## PROVIDED RECORDS
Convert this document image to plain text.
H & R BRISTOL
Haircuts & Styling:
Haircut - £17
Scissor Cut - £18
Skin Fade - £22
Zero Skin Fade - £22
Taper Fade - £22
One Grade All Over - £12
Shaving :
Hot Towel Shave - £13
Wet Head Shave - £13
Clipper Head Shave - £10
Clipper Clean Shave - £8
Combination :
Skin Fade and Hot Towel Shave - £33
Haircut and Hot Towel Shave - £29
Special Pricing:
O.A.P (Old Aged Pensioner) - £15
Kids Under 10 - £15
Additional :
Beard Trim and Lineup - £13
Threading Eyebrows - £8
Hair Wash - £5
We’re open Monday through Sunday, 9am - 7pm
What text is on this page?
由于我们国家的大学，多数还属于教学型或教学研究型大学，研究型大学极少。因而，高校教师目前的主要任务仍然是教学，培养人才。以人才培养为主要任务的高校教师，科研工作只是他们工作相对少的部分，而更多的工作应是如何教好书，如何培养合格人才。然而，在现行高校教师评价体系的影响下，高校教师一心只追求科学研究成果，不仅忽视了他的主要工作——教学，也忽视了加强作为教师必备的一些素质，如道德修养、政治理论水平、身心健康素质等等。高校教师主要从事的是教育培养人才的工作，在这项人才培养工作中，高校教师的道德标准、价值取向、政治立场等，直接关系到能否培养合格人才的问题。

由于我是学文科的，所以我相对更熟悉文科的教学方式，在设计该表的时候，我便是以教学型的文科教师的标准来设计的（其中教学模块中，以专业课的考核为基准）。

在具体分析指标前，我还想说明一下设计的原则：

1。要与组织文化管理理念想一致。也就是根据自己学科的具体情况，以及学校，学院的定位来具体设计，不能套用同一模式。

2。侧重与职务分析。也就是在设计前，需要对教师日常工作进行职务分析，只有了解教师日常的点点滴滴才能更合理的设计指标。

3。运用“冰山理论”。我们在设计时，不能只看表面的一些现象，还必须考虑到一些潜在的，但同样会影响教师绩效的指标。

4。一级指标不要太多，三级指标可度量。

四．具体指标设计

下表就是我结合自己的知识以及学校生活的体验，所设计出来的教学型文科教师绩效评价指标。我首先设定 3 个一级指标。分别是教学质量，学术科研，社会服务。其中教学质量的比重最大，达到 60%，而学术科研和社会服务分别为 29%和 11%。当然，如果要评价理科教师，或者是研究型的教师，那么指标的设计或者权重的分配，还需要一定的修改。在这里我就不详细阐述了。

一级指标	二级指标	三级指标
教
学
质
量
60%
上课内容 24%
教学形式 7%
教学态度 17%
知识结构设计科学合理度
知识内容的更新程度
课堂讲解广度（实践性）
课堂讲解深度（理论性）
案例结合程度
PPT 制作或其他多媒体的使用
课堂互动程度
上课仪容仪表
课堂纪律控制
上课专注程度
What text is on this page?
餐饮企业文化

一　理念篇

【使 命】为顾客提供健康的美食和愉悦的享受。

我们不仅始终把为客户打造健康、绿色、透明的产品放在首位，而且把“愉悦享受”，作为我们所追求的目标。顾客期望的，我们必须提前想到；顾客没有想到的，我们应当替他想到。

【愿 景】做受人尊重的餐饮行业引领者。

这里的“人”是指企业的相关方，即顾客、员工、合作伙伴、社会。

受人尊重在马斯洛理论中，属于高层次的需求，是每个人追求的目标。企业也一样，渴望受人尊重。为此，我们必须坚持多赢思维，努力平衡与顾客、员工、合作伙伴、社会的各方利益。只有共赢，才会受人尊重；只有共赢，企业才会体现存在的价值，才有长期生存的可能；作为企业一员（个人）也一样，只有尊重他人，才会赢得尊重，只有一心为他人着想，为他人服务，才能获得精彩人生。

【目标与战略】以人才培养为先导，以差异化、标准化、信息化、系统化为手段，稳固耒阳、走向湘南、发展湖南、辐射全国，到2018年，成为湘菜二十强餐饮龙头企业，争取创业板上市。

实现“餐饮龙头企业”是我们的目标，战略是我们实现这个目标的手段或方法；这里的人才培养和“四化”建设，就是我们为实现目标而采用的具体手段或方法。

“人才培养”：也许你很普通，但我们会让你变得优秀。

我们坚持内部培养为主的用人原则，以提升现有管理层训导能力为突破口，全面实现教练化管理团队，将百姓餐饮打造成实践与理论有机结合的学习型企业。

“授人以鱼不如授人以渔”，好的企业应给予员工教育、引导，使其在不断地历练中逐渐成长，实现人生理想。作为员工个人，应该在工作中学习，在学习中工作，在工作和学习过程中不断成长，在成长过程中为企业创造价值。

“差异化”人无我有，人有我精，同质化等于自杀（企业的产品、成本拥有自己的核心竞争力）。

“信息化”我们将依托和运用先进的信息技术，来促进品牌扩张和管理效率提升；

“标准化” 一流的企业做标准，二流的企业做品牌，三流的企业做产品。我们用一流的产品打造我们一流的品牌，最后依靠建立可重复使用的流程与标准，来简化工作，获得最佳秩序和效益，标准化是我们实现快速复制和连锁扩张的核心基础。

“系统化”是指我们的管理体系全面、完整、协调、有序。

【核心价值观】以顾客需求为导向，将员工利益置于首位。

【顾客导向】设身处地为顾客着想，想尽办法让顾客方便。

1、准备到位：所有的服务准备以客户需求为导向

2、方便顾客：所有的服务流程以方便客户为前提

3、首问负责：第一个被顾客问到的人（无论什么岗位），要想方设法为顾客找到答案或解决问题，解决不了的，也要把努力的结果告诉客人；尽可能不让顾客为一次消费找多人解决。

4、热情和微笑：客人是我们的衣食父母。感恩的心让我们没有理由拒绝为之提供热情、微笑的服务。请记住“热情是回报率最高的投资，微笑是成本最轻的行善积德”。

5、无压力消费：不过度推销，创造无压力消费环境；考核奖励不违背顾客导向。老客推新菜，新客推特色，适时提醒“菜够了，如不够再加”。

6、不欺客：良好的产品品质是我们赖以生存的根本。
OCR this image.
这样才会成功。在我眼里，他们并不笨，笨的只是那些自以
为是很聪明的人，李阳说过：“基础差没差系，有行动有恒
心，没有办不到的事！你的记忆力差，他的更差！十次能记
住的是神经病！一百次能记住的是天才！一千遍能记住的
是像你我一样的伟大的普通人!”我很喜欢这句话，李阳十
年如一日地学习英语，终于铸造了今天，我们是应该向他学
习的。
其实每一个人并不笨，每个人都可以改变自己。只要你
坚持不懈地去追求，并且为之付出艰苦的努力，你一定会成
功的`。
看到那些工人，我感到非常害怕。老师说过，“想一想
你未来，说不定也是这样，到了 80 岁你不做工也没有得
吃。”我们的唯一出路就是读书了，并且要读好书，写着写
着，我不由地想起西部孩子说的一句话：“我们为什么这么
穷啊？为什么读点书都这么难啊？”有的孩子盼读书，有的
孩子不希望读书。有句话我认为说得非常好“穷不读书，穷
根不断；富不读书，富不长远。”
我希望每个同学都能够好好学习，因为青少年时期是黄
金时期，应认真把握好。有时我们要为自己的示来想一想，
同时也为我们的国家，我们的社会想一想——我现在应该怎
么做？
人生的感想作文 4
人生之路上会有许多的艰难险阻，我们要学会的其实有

## TASK DESCRIPTION
Write out all of the records above exactly as they appear.

## TASK SOLUTION
Convert this document image to plain text.
H & R BRISTOL
Haircuts & Styling:
Haircut - £17
Scissor Cut - £18
Skin Fade - £22
Zero Skin Fade - £22
Taper Fade - £22
One Grade All Over - £12
Shaving :
Hot Towel Shave - £13
Wet Head Shave - £13
Clipper Head Shave - £10
Clipper Clean Shave - £8
Combination :
Skin Fade and Hot Towel Shave - £33
Haircut and Hot Towel Shave - £29
Special Pricing:
O.A.P (Old Aged Pensioner) - £15
Kids Under 10 - £15
Additional :
Beard Trim and Lineup - £13
Threading Eyebrows - £8
Hair Wash - £5
We’re open Monday through Sunday, 9am - 7pm
What text is on this page?
由于我们国家的大学，多数还属于教学型或教学研究型大学，研究型大学极少。因而，高校教师目前的主要任务仍然是教学，培养人才。以人才培养为主要任务的高校教师，科研工作只是他们工作相对少的部分，而更多的工作应是如何教好书，如何培养合格人才。然而，在现行高校教师评价体系的影响下，高校教师一心只追求科学研究成果，不仅忽视了他的主要工作——教学，也忽视了加强作为教师必备的一些素质，如道德修养、政治理论水平、身心健康素质等等。高校教师主要从事的是教育培养人才的工作，在这项人才培养工作中，高校教师的道德标准、价值取向、政治立场等，直接关系到能否培养合格人才的问题。

由于我是学文科的，所以我相对更熟悉文科的教学方式，在设计该表的时候，我便是以教学型的文科教师的标准来设计的（其中教学模块中，以专业课的考核为基准）。

在具体分析指标前，我还想说明一下设计的原则：

1。要与组织文化管理理念想一致。也就是根据自己学科的具体情况，以及学校，学院的定位来具体设计，不能套用同一模式。

2。侧重与职务分析。也就是在设计前，需要对教师日常工作进行职务分析，只有了解教师日常的点点滴滴才能更合理的设计指标。

3。运用“冰山理论”。我们在设计时，不能只看表面的一些现象，还必须考虑到一些潜在的，但同样会影响教师绩效的指标。

4。一级指标不要太多，三级指标可度量。

四．具体指标设计

下表就是我结合自己的知识以及学校生活的体验，所设计出来的教学型文科教师绩效评价指标。我首先设定 3 个一级指标。分别是教学质量，学术科研，社会服务。其中教学质量的比重最大，达到 60%，而学术科研和社会服务分别为 29%和 11%。当然，如果要评价理科教师，或者是研究型的教师，那么指标的设计或者权重的分配，还需要一定的修改。在这里我就不详细阐述了。

一级指标	二级指标	三级指标
教
学
质
量
60%
上课内容 24%
教学形式 7%
教学态度 17%
知识结构设计科学合理度
知识内容的更新程度
课堂讲解广度（实践性）
课堂讲解深度（理论性）
案例结合程度
PPT 制作或其他多媒体的使用
课堂互动程度
上课仪容仪表
课堂纪律控制
上课专注程度
What text is on this page?
餐饮企业文化

一　理念篇

【使 命】为顾客提供健康的美食和愉悦的享受。

我们不仅始终把为客户打造健康、绿色、透明的产品放在首位，而且把“愉悦享受”，作为我们所追求的目标。顾客期望的，我们必须提前想到；顾客没有想到的，我们应当替他想到。

【愿 景】做受人尊重的餐饮行业引领者。

这里的“人”是指企业的相关方，即顾客、员工、合作伙伴、社会。

受人尊重在马斯洛理论中，属于高层次的需求，是每个人追求的目标。企业也一样，渴望受人尊重。为此，我们必须坚持多赢思维，努力平衡与顾客、员工、合作伙伴、社会的各方利益。只有共赢，才会受人尊重；只有共赢，企业才会体现存在的价值，才有长期生存的可能；作为企业一员（个人）也一样，只有尊重他人，才会赢得尊重，只有一心为他人着想，为他人服务，才能获得精彩人生。

【目标与战略】以人才培养为先导，以差异化、标准化、信息化、系统化为手段，稳固耒阳、走向湘南、发展湖南、辐射全国，到2018年，成为湘菜二十强餐饮龙头企业，争取创业板上市。

实现“餐饮龙头企业”是我们的目标，战略是我们实现这个目标的手段或方法；这里的人才培养和“四化”建设，就是我们为实现目标而采用的具体手段或方法。

“人才培养”：也许你很普通，但我们会让你变得优秀。

我们坚持内部培养为主的用人原则，以提升现有管理层训导能力为突破口，全面实现教练化管理团队，将百姓餐饮打造成实践与理论有机结合的学习型企业。

“授人以鱼不如授人以渔”，好的企业应给予员工教育、引导，使其在不断地历练中逐渐成长，实现人生理想。作为员工个人，应该在工作中学习，在学习中工作，在工作和学习过程中不断成长，在成长过程中为企业创造价值。

“差异化”人无我有，人有我精，同质化等于自杀（企业的产品、成本拥有自己的核心竞争力）。

“信息化”我们将依托和运用先进的信息技术，来促进品牌扩张和管理效率提升；

“标准化” 一流的企业做标准，二流的企业做品牌，三流的企业做产品。我们用一流的产品打造我们一流的品牌，最后依靠建立可重复使用的流程与标准，来简化工作，获得最佳秩序和效益，标准化是我们实现快速复制和连锁扩张的核心基础。

“系统化”是指我们的管理体系全面、完整、协调、有序。

【核心价值观】以顾客需求为导向，将员工利益置于首位。

【顾客导向】设身处地为顾客着想，想尽办法让顾客方便。

1、准备到位：所有的服务准备以客户需求为导向

2、方便顾客：所有的服务流程以方便客户为前提

3、首问负责：第一个被顾客问到的人（无论什么岗位），要想方设法为顾客找到答案或解决问题，解决不了的，也要把努力的结果告诉客人；尽可能不让顾客为一次消费找多人解决。

4、热情和微笑：客人是我们的衣食父母。感恩的心让我们没有理由拒绝为之提供热情、微笑的服务。请记住“热情是回报率最高的投资，微笑是成本最轻的行善积德”。

5、无压力消费：不过度推销，创造无压力消费环境；考核奖励不违背顾客导向。老客推新菜，新客推特色，适时提醒“菜够了，如不够再加”。

6、不欺客：良好的产品品质是我们赖以生存的根本。
OCR this image.
这样才会成功。在我眼里，他们并不笨，笨的只是那些自以
为是很聪明的人，李阳说过：“基础差没差系，有行动有恒
心，没有办不到的事！你的记忆力差，他的更差！十次能记
住的是神经病！一百次能记住的是天才！一千遍能记住的
是像你我一样的伟大的普通人!”我很喜欢这句话，李阳十
年如一日地学习英语，终于铸造了今天，我们是应该向他学
习的。
其实每一个人并不笨，每个人都可以改变自己。只要你
坚持不懈地去追求，并且为之付出艰苦的努力，你一定会成
功的`。
看到那些工人，我感到非常害怕。老师说过，“想一想
你未来，说不定也是这样，到了 80 岁你不做工也没有得
吃。”我们的唯一出路就是读书了，并且要读好书，写着写
着，我不由地想起西部孩子说的一句话：“我们为什么这么
穷啊？为什么读点书都这么难啊？”有的孩子盼读书，有的
孩子不希望读书。有句话我认为说得非常好“穷不读书，穷
根不断；富不读书，富不长远。”
我希望每个同学都能够好好学习，因为青少年时期是黄
金时期，应认真把握好。有时我们要为自己的示来想一想，
同时也为我们的国家，我们的社会想一想——我现在应该怎
么做？
人生的感想作文 4
人生之路上会有许多的艰难险阻，我们要学会的其实有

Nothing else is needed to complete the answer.